Provided records:
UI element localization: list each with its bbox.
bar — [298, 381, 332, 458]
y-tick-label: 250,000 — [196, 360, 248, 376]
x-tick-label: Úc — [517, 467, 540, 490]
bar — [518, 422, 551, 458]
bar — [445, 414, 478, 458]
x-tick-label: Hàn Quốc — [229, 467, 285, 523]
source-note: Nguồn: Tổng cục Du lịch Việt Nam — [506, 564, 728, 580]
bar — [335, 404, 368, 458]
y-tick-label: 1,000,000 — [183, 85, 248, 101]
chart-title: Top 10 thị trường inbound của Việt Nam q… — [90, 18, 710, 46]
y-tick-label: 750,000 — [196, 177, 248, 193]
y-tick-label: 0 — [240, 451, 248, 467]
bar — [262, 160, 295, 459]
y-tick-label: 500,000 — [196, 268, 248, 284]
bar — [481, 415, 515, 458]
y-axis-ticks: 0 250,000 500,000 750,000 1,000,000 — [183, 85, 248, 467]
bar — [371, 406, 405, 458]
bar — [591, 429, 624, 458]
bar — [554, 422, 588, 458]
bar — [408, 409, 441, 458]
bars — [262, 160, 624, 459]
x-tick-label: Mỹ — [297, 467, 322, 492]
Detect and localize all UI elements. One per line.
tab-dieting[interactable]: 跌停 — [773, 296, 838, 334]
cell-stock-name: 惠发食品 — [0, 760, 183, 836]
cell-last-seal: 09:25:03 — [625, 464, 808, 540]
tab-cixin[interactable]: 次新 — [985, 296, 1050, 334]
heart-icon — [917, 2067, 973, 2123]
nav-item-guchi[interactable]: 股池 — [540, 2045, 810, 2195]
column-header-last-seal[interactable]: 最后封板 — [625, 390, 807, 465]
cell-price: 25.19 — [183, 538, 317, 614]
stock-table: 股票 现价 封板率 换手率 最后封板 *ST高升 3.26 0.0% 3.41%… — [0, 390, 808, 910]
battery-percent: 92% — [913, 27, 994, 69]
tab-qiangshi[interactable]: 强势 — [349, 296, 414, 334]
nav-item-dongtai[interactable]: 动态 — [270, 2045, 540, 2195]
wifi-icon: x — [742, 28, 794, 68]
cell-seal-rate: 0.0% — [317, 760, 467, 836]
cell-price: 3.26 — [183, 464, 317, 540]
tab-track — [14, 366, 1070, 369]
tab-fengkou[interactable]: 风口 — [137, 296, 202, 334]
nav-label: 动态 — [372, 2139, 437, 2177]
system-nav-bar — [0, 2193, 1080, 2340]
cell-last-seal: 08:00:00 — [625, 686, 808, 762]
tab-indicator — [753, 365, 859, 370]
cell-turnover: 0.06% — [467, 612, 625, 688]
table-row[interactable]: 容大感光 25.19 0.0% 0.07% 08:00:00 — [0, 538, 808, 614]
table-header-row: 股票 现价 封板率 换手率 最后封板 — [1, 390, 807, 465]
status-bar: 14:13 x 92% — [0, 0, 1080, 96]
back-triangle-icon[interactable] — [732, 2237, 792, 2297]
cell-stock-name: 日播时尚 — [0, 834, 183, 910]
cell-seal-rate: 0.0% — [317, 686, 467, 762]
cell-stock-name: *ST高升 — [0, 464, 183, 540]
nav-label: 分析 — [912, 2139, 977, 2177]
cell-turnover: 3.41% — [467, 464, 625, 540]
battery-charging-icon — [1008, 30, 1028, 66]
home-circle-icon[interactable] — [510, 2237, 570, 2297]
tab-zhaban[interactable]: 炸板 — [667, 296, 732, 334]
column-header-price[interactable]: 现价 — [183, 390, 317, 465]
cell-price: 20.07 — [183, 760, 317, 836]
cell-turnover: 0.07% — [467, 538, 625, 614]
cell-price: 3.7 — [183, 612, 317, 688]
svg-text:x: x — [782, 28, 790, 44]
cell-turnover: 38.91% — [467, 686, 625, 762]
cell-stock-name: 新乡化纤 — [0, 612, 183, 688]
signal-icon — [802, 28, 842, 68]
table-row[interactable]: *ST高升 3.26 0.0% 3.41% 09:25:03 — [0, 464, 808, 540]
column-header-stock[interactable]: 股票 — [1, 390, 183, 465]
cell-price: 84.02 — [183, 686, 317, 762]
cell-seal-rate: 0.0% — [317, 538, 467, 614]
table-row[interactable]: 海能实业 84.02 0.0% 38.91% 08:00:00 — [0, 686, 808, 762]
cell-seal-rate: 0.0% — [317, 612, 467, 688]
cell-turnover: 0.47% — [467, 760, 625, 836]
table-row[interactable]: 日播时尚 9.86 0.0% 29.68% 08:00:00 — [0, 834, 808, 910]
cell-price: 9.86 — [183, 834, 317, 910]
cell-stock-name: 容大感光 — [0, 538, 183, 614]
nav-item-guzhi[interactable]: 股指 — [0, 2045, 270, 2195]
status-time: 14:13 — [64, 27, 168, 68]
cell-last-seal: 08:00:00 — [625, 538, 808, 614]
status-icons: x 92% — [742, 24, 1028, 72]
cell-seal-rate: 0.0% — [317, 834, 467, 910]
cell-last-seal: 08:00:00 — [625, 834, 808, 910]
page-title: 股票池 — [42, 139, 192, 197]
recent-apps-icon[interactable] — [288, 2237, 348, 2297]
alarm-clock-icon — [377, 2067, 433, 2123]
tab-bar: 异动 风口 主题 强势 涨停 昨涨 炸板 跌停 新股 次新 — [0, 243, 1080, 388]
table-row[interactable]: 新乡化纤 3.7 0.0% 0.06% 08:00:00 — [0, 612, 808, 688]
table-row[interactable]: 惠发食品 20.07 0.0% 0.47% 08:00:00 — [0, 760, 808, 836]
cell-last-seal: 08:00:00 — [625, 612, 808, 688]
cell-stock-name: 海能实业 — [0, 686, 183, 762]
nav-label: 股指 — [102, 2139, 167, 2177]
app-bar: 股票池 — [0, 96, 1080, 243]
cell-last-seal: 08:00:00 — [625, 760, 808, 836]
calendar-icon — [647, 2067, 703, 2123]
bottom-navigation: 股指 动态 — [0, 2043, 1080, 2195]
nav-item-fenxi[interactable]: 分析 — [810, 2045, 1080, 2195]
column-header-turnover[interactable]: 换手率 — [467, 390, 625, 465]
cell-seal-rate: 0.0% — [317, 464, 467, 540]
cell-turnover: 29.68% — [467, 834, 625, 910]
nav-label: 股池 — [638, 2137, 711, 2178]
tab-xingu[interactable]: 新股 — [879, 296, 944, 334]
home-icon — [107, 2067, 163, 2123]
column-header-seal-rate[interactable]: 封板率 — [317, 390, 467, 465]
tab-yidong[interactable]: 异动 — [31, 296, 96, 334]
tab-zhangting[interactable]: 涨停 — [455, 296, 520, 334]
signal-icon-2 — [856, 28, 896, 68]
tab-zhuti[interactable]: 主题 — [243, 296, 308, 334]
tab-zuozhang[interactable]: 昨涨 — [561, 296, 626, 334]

The problem: Turn every line of the records above into a JSON list of strings, one string per line, leaving out blank lines.

Result of the task:
[
  "UI element localization: list each with its bbox.",
  "bar — [298, 381, 332, 458]",
  "y-tick-label: 250,000 — [196, 360, 248, 376]",
  "x-tick-label: Úc — [517, 467, 540, 490]",
  "bar — [518, 422, 551, 458]",
  "bar — [445, 414, 478, 458]",
  "x-tick-label: Hàn Quốc — [229, 467, 285, 523]",
  "source-note: Nguồn: Tổng cục Du lịch Việt Nam — [506, 564, 728, 580]",
  "bar — [335, 404, 368, 458]",
  "y-tick-label: 1,000,000 — [183, 85, 248, 101]",
  "chart-title: Top 10 thị trường inbound của Việt Nam q… — [90, 18, 710, 46]",
  "y-tick-label: 750,000 — [196, 177, 248, 193]",
  "y-tick-label: 0 — [240, 451, 248, 467]",
  "bar — [262, 160, 295, 459]",
  "y-tick-label: 500,000 — [196, 268, 248, 284]",
  "bar — [481, 415, 515, 458]",
  "y-axis-ticks: 0 250,000 500,000 750,000 1,000,000 — [183, 85, 248, 467]",
  "bar — [371, 406, 405, 458]",
  "bar — [591, 429, 624, 458]",
  "bar — [554, 422, 588, 458]",
  "bar — [408, 409, 441, 458]",
  "bars — [262, 160, 624, 459]",
  "x-tick-label: Mỹ — [297, 467, 322, 492]",
  "Detect and localize all UI elements. One per line.",
  "tab-dieting[interactable]: 跌停 — [773, 296, 838, 334]",
  "cell-stock-name: 惠发食品 — [0, 760, 183, 836]",
  "cell-last-seal: 09:25:03 — [625, 464, 808, 540]",
  "tab-cixin[interactable]: 次新 — [985, 296, 1050, 334]",
  "heart-icon — [917, 2067, 973, 2123]",
  "nav-item-guchi[interactable]: 股池 — [540, 2045, 810, 2195]",
  "column-header-last-seal[interactable]: 最后封板 — [625, 390, 807, 465]",
  "cell-price: 25.19 — [183, 538, 317, 614]",
  "stock-table: 股票 现价 封板率 换手率 最后封板 *ST高升 3.26 0.0% 3.41%… — [0, 390, 808, 910]",
  "battery-percent: 92% — [913, 27, 994, 69]",
  "tab-qiangshi[interactable]: 强势 — [349, 296, 414, 334]",
  "nav-item-dongtai[interactable]: 动态 — [270, 2045, 540, 2195]",
  "wifi-icon: x — [742, 28, 794, 68]",
  "cell-seal-rate: 0.0% — [317, 760, 467, 836]",
  "cell-price: 3.26 — [183, 464, 317, 540]",
  "tab-track — [14, 366, 1070, 369]",
  "tab-fengkou[interactable]: 风口 — [137, 296, 202, 334]",
  "nav-label: 动态 — [372, 2139, 437, 2177]",
  "system-nav-bar — [0, 2193, 1080, 2340]",
  "cell-last-seal: 08:00:00 — [625, 686, 808, 762]",
  "tab-indicator — [753, 365, 859, 370]",
  "cell-turnover: 0.06% — [467, 612, 625, 688]",
  "table-row[interactable]: 容大感光 25.19 0.0% 0.07% 08:00:00 — [0, 538, 808, 614]",
  "table-header-row: 股票 现价 封板率 换手率 最后封板 — [1, 390, 807, 465]",
  "status-bar: 14:13 x 92% — [0, 0, 1080, 96]",
  "back-triangle-icon[interactable] — [732, 2237, 792, 2297]",
  "cell-stock-name: 日播时尚 — [0, 834, 183, 910]",
  "cell-seal-rate: 0.0% — [317, 686, 467, 762]",
  "cell-stock-name: *ST高升 — [0, 464, 183, 540]",
  "nav-label: 分析 — [912, 2139, 977, 2177]",
  "cell-turnover: 3.41% — [467, 464, 625, 540]",
  "battery-charging-icon — [1008, 30, 1028, 66]",
  "home-circle-icon[interactable] — [510, 2237, 570, 2297]",
  "tab-zhaban[interactable]: 炸板 — [667, 296, 732, 334]",
  "column-header-price[interactable]: 现价 — [183, 390, 317, 465]",
  "cell-price: 20.07 — [183, 760, 317, 836]",
  "cell-turnover: 0.07% — [467, 538, 625, 614]",
  "cell-price: 3.7 — [183, 612, 317, 688]",
  "svg-text:x: x — [782, 28, 790, 44]",
  "cell-turnover: 38.91% — [467, 686, 625, 762]",
  "cell-stock-name: 新乡化纤 — [0, 612, 183, 688]",
  "signal-icon — [802, 28, 842, 68]",
  "table-row[interactable]: *ST高升 3.26 0.0% 3.41% 09:25:03 — [0, 464, 808, 540]",
  "column-header-stock[interactable]: 股票 — [1, 390, 183, 465]",
  "cell-price: 84.02 — [183, 686, 317, 762]",
  "cell-seal-rate: 0.0% — [317, 538, 467, 614]",
  "table-row[interactable]: 海能实业 84.02 0.0% 38.91% 08:00:00 — [0, 686, 808, 762]",
  "cell-seal-rate: 0.0% — [317, 612, 467, 688]",
  "cell-turnover: 0.47% — [467, 760, 625, 836]",
  "table-row[interactable]: 日播时尚 9.86 0.0% 29.68% 08:00:00 — [0, 834, 808, 910]",
  "cell-price: 9.86 — [183, 834, 317, 910]",
  "cell-stock-name: 容大感光 — [0, 538, 183, 614]",
  "nav-item-guzhi[interactable]: 股指 — [0, 2045, 270, 2195]",
  "status-time: 14:13 — [64, 27, 168, 68]",
  "cell-last-seal: 08:00:00 — [625, 538, 808, 614]",
  "status-icons: x 92% — [742, 24, 1028, 72]",
  "cell-seal-rate: 0.0% — [317, 834, 467, 910]",
  "cell-last-seal: 08:00:00 — [625, 834, 808, 910]",
  "page-title: 股票池 — [42, 139, 192, 197]",
  "recent-apps-icon[interactable] — [288, 2237, 348, 2297]",
  "alarm-clock-icon — [377, 2067, 433, 2123]",
  "tab-bar: 异动 风口 主题 强势 涨停 昨涨 炸板 跌停 新股 次新 — [0, 243, 1080, 388]",
  "table-row[interactable]: 新乡化纤 3.7 0.0% 0.06% 08:00:00 — [0, 612, 808, 688]",
  "table-row[interactable]: 惠发食品 20.07 0.0% 0.47% 08:00:00 — [0, 760, 808, 836]",
  "cell-last-seal: 08:00:00 — [625, 612, 808, 688]",
  "cell-stock-name: 海能实业 — [0, 686, 183, 762]",
  "nav-label: 股指 — [102, 2139, 167, 2177]",
  "app-bar: 股票池 — [0, 96, 1080, 243]",
  "cell-last-seal: 08:00:00 — [625, 760, 808, 836]",
  "calendar-icon — [647, 2067, 703, 2123]",
  "bottom-navigation: 股指 动态 — [0, 2043, 1080, 2195]",
  "nav-item-fenxi[interactable]: 分析 — [810, 2045, 1080, 2195]",
  "column-header-turnover[interactable]: 换手率 — [467, 390, 625, 465]",
  "cell-seal-rate: 0.0% — [317, 464, 467, 540]",
  "cell-turnover: 29.68% — [467, 834, 625, 910]",
  "nav-label: 股池 — [638, 2137, 711, 2178]",
  "tab-xingu[interactable]: 新股 — [879, 296, 944, 334]",
  "home-icon — [107, 2067, 163, 2123]",
  "column-header-seal-rate[interactable]: 封板率 — [317, 390, 467, 465]",
  "tab-yidong[interactable]: 异动 — [31, 296, 96, 334]",
  "tab-zhangting[interactable]: 涨停 — [455, 296, 520, 334]",
  "signal-icon-2 — [856, 28, 896, 68]",
  "tab-zhuti[interactable]: 主题 — [243, 296, 308, 334]",
  "tab-zuozhang[interactable]: 昨涨 — [561, 296, 626, 334]"
]